What you need to do
Copy each line below that contains "vízföldtani".
==== Given records ====
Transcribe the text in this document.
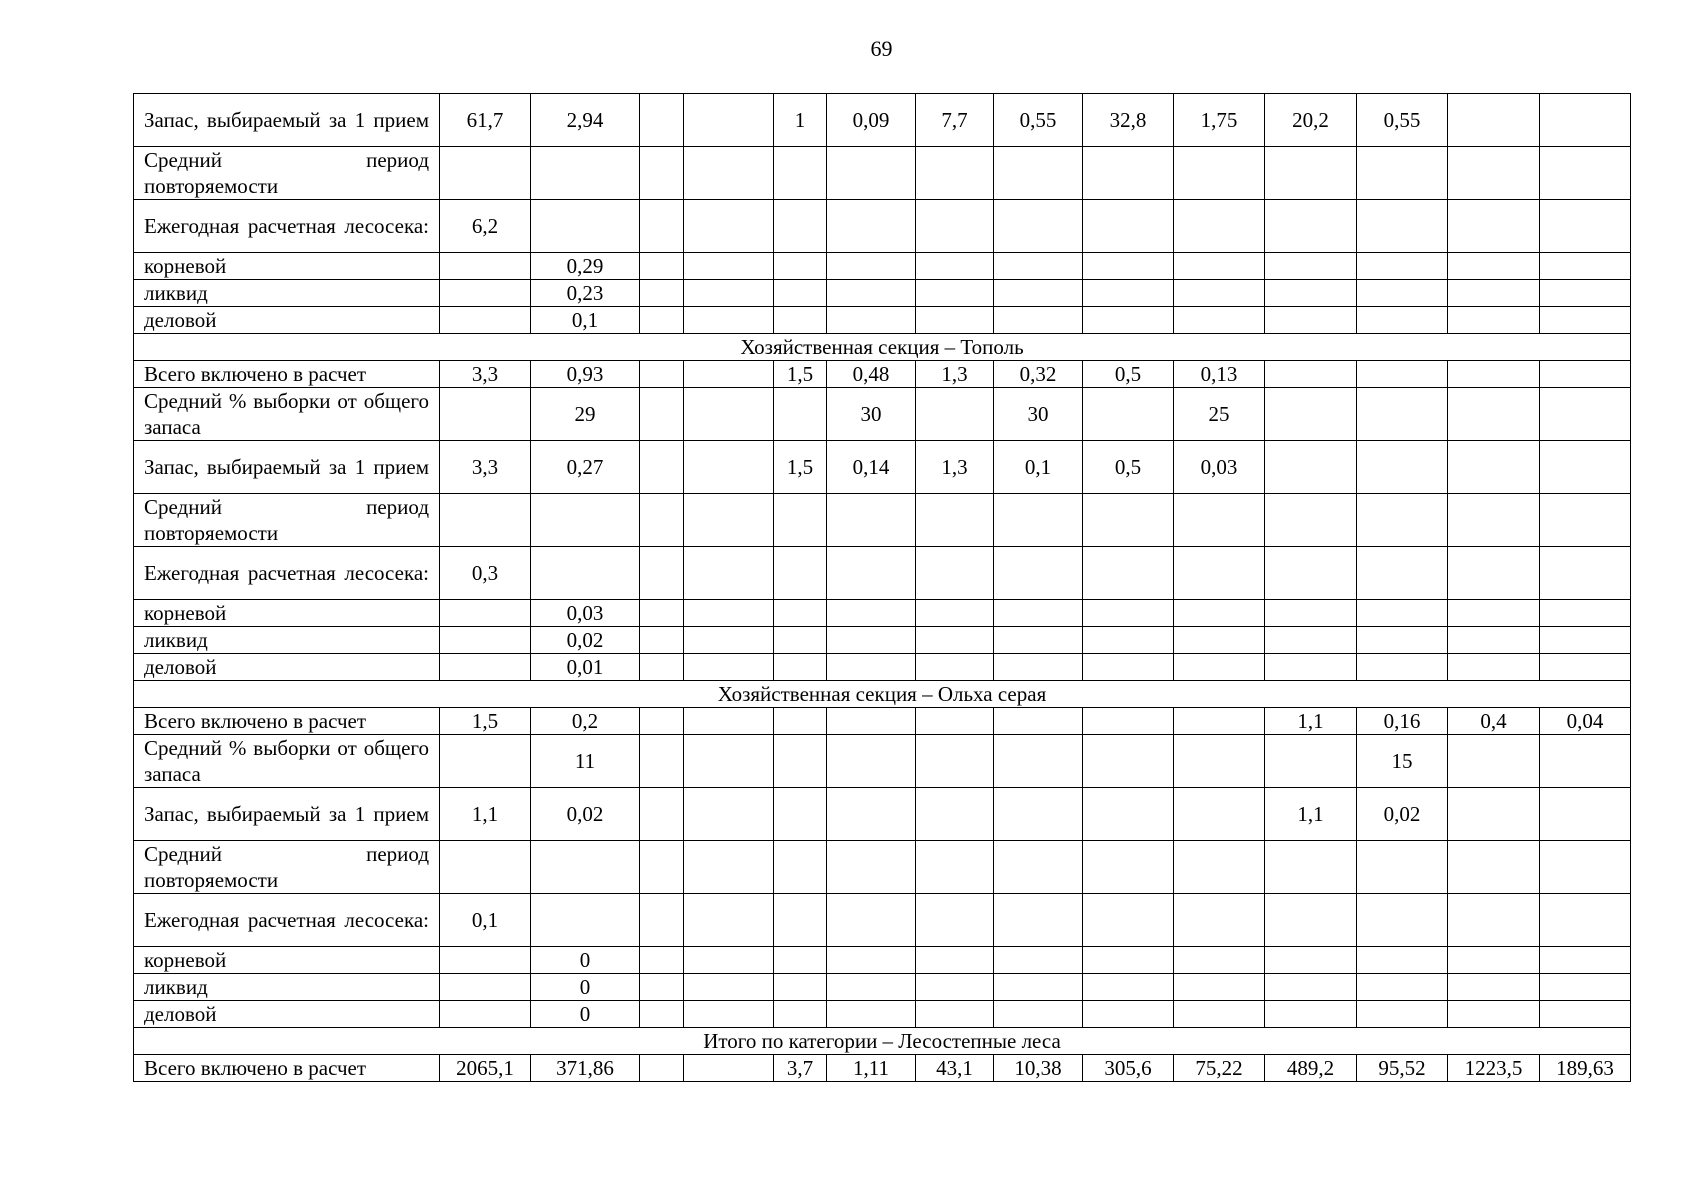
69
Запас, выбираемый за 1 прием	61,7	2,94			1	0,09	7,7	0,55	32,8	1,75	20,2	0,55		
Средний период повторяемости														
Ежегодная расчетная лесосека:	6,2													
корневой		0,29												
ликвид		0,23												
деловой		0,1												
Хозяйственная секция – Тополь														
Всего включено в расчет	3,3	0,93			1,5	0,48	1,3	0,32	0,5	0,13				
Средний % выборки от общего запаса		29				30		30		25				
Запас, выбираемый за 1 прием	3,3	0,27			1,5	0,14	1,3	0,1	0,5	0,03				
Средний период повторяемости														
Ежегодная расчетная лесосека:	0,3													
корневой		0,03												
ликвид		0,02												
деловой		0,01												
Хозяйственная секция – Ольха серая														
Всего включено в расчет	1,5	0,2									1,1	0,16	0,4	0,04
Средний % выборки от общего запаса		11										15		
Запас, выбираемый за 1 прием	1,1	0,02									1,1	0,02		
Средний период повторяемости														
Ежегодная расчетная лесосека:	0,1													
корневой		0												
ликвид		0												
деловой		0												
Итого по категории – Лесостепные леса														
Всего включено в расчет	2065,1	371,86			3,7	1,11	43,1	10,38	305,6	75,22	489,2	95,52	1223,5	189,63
====
==== Given records ====
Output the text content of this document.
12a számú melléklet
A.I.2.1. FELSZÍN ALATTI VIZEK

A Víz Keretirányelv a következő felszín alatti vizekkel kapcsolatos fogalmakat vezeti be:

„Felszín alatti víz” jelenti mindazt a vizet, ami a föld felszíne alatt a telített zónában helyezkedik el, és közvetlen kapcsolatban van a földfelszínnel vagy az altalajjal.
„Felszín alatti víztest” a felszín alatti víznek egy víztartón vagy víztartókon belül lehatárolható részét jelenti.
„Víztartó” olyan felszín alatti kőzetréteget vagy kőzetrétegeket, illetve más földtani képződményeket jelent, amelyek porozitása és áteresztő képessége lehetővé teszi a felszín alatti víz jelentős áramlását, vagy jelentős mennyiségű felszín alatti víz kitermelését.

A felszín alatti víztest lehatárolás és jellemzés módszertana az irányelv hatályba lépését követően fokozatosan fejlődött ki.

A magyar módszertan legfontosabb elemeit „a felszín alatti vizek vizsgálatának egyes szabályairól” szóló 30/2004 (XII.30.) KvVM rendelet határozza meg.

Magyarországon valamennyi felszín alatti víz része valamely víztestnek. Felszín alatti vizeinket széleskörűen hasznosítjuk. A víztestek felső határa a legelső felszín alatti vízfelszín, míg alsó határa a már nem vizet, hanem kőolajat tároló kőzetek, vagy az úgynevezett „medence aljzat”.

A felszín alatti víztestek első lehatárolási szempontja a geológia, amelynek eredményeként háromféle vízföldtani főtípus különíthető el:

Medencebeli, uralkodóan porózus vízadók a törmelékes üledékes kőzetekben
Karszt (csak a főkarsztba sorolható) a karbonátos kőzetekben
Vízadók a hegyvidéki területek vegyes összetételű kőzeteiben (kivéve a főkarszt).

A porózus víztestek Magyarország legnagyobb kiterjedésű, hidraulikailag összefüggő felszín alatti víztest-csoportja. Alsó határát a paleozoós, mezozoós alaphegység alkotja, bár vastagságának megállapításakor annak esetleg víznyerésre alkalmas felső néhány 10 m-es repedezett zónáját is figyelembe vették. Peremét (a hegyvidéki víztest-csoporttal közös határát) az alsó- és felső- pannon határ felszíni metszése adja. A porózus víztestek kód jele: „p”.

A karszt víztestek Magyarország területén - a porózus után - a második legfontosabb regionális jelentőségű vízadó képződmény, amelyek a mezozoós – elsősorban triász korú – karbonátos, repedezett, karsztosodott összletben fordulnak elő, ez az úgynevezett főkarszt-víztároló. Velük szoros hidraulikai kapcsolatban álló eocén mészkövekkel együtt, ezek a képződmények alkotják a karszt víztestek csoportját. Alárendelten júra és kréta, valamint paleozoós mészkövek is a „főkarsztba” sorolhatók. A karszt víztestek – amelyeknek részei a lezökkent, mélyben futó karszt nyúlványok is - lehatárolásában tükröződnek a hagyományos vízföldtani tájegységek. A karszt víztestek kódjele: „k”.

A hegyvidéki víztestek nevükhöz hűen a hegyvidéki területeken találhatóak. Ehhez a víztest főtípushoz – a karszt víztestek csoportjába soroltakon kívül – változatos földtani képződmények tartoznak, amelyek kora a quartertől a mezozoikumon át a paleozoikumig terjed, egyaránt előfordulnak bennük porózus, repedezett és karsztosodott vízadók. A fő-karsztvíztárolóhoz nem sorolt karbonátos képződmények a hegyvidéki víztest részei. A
====
Answer to this task
A felszín alatti víztestek első lehatárolási szempontja a geológia, amelynek eredményeként háromféle vízföldtani főtípus különíthető el:
A karszt víztestek Magyarország területén - a porózus után - a második legfontosabb regionális jelentőségű vízadó képződmény, amelyek a mezozoós – elsősorban triász korú – karbonátos, repedezett, karsztosodott összletben fordulnak elő, ez az úgynevezett főkarszt-víztároló. Velük szoros hidraulikai kapcsolatban álló eocén mészkövekkel együtt, ezek a képződmények alkotják a karszt víztestek csoportját. Alárendelten júra és kréta, valamint paleozoós mészkövek is a „főkarsztba” sorolhatók. A karszt víztestek – amelyeknek részei a lezökkent, mélyben futó karszt nyúlványok is - lehatárolásában tükröződnek a hagyományos vízföldtani tájegységek. A karszt víztestek kódjele: „k”.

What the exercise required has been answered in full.